## Problem statement
List all the lines in these records that hold "Aoki".

## Input rows
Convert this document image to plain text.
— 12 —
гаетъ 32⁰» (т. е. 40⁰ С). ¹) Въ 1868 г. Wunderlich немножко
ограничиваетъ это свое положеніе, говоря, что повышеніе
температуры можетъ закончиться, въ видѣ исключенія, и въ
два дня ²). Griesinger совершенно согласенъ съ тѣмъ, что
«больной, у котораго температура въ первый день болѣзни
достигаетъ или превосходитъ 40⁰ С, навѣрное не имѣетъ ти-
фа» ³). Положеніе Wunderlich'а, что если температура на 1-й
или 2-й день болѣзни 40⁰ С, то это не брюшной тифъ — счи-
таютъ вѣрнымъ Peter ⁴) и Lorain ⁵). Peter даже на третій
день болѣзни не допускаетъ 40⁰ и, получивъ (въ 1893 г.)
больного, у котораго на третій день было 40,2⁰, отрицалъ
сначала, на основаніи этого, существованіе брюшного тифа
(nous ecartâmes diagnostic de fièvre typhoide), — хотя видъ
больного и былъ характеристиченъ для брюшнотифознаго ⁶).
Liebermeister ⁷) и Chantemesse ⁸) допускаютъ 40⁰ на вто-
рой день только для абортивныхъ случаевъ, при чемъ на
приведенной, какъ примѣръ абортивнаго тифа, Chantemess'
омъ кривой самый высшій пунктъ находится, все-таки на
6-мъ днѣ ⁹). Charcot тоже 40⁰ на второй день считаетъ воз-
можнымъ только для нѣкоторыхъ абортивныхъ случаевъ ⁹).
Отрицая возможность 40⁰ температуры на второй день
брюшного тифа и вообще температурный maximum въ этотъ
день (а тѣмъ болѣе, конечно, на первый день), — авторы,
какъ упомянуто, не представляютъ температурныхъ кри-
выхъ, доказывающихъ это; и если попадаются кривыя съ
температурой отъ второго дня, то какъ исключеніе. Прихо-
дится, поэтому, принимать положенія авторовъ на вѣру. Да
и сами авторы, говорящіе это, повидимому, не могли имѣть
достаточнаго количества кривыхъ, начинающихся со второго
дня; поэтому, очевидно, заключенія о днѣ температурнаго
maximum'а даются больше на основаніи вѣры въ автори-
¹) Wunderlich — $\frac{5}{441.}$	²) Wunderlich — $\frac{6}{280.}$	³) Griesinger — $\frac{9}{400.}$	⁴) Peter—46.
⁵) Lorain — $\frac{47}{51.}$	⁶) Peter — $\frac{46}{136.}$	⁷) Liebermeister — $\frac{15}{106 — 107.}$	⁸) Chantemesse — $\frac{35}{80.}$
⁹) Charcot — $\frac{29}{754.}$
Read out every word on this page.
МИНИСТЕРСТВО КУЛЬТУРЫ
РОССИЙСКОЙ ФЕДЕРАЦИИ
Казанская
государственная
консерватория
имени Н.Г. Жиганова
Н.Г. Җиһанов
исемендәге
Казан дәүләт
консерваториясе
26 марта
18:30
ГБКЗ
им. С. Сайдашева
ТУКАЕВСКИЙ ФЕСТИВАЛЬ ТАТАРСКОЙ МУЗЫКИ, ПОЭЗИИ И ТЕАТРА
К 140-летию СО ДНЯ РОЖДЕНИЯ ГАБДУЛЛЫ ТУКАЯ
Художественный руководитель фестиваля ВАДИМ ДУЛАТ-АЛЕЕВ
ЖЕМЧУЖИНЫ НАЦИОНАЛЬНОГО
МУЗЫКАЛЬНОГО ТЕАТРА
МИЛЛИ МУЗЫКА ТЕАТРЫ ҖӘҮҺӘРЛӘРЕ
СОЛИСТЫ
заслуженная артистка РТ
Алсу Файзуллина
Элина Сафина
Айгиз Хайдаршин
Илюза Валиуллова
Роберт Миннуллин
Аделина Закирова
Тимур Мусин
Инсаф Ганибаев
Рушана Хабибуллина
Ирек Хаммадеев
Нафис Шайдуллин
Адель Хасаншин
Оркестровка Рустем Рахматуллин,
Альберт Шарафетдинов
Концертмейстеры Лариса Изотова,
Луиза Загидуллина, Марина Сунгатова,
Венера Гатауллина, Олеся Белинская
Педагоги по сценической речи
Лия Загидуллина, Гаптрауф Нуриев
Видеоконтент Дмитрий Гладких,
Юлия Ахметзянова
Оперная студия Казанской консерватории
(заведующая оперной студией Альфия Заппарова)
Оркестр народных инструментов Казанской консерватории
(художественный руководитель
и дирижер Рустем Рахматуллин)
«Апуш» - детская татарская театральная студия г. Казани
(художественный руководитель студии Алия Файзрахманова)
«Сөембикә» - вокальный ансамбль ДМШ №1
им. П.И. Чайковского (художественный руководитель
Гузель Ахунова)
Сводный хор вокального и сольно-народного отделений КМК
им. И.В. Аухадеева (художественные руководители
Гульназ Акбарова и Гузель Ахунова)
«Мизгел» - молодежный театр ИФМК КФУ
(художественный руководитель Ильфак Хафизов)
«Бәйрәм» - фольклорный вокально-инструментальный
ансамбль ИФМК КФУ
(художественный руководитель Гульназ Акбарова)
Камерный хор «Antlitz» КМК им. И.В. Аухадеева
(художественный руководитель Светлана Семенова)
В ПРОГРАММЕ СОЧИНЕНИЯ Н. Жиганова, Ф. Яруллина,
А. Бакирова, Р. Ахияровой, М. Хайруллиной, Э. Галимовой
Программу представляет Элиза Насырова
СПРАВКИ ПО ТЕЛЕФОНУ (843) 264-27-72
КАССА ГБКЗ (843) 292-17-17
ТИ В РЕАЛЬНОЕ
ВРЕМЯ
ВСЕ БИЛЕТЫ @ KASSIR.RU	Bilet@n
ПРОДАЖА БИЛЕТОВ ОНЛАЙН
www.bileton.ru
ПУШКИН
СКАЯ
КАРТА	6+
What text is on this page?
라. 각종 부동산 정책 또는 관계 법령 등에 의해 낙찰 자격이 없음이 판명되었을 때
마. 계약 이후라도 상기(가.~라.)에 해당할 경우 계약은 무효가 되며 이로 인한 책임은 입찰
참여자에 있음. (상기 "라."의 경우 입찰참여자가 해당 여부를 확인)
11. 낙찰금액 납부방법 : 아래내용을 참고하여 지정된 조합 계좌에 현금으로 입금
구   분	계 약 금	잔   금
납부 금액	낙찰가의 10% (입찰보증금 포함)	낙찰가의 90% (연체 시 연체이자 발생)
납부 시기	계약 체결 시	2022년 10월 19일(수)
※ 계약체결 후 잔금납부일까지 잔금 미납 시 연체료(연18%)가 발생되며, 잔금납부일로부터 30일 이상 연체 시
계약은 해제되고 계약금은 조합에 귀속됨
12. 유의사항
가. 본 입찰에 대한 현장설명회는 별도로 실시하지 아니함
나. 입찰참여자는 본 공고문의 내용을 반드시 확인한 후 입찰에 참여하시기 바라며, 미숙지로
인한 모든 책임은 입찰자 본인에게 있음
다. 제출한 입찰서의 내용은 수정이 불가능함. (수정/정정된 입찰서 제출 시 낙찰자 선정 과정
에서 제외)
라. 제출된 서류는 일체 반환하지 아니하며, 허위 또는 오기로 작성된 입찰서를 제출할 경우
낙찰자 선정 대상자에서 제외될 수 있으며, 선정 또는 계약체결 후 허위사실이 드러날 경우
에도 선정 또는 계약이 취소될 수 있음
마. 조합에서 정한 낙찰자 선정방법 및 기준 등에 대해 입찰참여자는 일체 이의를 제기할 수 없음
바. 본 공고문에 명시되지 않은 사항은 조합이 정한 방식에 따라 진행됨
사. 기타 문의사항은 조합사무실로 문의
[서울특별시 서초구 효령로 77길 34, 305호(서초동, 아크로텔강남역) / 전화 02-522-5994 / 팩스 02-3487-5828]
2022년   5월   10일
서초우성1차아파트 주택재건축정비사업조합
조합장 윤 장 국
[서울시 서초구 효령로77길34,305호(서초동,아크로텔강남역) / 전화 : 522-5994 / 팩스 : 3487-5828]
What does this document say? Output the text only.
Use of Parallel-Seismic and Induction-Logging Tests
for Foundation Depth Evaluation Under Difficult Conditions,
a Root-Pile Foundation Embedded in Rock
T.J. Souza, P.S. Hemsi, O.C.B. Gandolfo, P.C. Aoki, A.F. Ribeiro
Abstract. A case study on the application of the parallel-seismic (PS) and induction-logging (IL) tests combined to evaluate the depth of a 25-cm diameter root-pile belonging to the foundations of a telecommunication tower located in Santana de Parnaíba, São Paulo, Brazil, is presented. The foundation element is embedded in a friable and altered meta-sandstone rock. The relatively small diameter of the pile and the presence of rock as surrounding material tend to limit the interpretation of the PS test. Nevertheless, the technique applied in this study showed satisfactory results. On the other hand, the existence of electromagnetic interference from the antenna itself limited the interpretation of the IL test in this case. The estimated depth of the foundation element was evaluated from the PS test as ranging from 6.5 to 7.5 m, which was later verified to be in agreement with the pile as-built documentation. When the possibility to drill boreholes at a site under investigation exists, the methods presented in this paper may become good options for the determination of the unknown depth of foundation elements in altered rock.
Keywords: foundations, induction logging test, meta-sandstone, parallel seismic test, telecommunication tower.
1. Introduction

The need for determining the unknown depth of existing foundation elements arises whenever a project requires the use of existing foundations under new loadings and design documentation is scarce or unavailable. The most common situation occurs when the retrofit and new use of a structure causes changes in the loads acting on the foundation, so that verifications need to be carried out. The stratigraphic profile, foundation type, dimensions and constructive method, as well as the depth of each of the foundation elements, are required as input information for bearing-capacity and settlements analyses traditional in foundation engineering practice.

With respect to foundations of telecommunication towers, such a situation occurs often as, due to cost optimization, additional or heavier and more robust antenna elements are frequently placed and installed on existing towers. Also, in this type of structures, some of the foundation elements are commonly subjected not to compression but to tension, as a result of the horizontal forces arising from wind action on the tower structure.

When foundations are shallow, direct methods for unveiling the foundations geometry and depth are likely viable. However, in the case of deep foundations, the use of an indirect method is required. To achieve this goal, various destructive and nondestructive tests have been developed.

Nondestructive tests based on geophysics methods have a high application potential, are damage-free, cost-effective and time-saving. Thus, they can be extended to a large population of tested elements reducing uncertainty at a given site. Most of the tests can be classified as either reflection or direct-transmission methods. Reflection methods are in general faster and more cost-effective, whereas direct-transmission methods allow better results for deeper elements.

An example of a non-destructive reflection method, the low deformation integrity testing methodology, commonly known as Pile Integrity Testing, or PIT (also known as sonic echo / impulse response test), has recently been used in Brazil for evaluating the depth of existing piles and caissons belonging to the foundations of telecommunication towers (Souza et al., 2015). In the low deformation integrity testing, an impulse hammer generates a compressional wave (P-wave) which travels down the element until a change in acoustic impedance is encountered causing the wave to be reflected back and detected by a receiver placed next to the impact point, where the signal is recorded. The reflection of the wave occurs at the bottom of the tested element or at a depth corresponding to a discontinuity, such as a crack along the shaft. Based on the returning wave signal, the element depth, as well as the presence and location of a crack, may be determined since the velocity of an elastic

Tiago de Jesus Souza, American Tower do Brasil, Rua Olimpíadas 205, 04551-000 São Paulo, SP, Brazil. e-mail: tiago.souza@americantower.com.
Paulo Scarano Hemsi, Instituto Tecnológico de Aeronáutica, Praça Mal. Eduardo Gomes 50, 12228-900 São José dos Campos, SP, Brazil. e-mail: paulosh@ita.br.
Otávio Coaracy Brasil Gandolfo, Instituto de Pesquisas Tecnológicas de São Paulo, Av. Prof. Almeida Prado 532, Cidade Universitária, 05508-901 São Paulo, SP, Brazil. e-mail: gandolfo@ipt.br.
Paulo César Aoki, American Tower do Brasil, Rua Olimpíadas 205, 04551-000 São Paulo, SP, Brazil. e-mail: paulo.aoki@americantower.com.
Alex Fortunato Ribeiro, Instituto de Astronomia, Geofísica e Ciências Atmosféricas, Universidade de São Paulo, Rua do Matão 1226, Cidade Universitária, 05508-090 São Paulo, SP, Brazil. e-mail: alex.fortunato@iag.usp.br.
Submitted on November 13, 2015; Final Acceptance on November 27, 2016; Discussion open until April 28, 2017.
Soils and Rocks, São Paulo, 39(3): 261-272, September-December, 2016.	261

## Exercise response
T.J. Souza, P.S. Hemsi, O.C.B. Gandolfo, P.C. Aoki, A.F. Ribeiro
Paulo César Aoki, American Tower do Brasil, Rua Olimpíadas 205, 04551-000 São Paulo, SP, Brazil. e-mail: paulo.aoki@americantower.com.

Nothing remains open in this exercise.